— START OF SUPPLIED MATERIAL —
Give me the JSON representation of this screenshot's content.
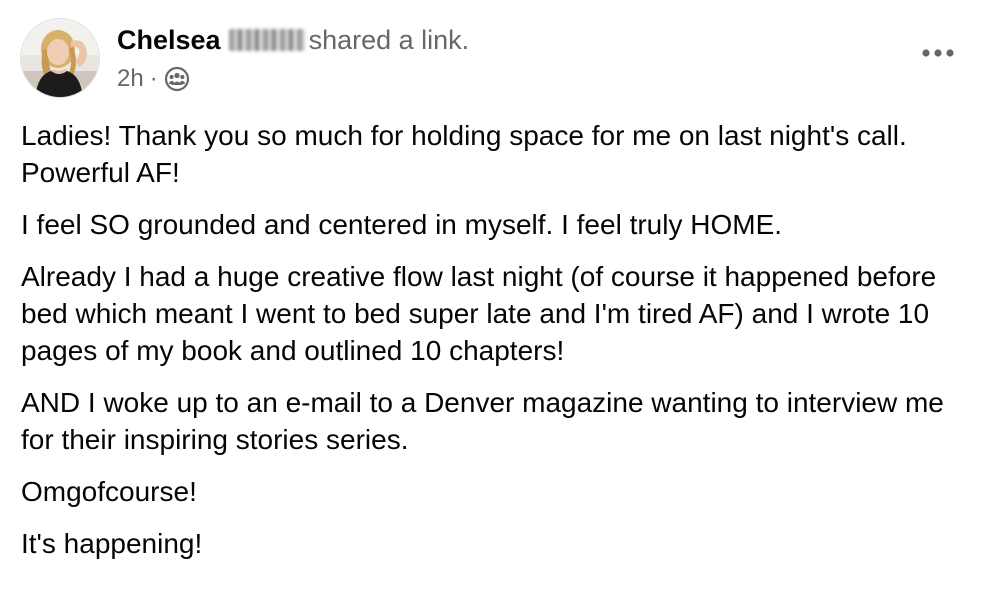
{
  "post": {
    "author_first_name": "Chelsea",
    "action_text": "shared a link.",
    "timestamp": "2h",
    "separator": "·",
    "privacy_icon": "group-audience-icon",
    "more_icon": "more-options-icon",
    "paragraphs": [
      "Ladies! Thank you so much for holding space for me on last night's call. Powerful AF!",
      "I feel SO grounded and centered in myself. I feel truly HOME.",
      "Already I had a huge creative flow last night (of course it happened before bed which meant I went to bed super late and I'm tired AF) and I wrote 10 pages of my book and outlined 10 chapters!",
      "AND I woke up to an e-mail to a Denver magazine wanting to interview me for their inspiring stories series.",
      "Omgofcourse!",
      "It's happening!"
    ]
  },
  "colors": {
    "text_primary": "#050505",
    "text_secondary": "#65676b",
    "background": "#ffffff"
  }
}
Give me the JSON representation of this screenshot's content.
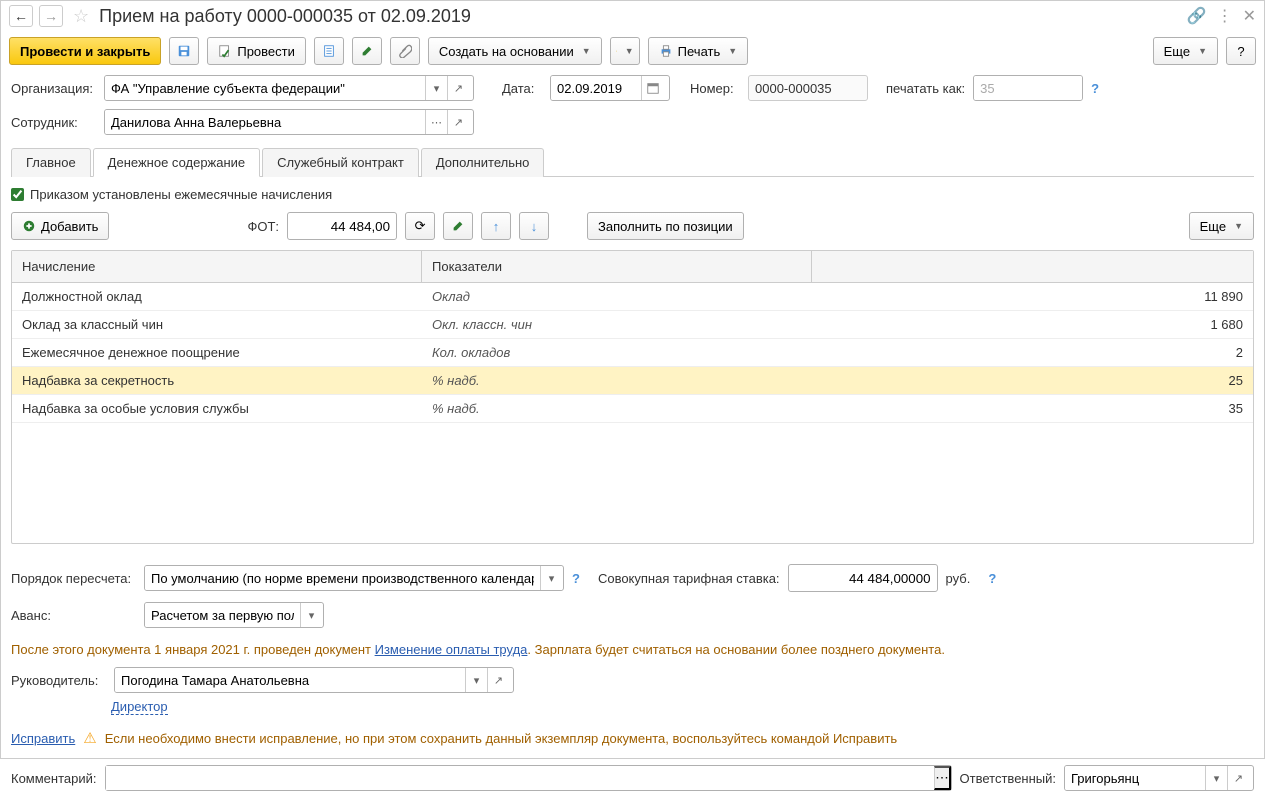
— END OF SUPPLIED MATERIAL —
● WHAT YOU WILL DO
Every record must be copied exactly, with images dropped from the result.

● FULL SOLUTION
Give me the JSON representation of this screenshot's content.
{
  "post": {
    "author_first_name": "Chelsea",
    "action_text": "shared a link.",
    "timestamp": "2h",
    "separator": "·",
    "privacy_icon": "group-audience-icon",
    "more_icon": "more-options-icon",
    "paragraphs": [
      "Ladies! Thank you so much for holding space for me on last night's call. Powerful AF!",
      "I feel SO grounded and centered in myself. I feel truly HOME.",
      "Already I had a huge creative flow last night (of course it happened before bed which meant I went to bed super late and I'm tired AF) and I wrote 10 pages of my book and outlined 10 chapters!",
      "AND I woke up to an e-mail to a Denver magazine wanting to interview me for their inspiring stories series.",
      "Omgofcourse!",
      "It's happening!"
    ]
  },
  "colors": {
    "text_primary": "#050505",
    "text_secondary": "#65676b",
    "background": "#ffffff"
  }
}
Give me the JSON representation of this screenshot's content.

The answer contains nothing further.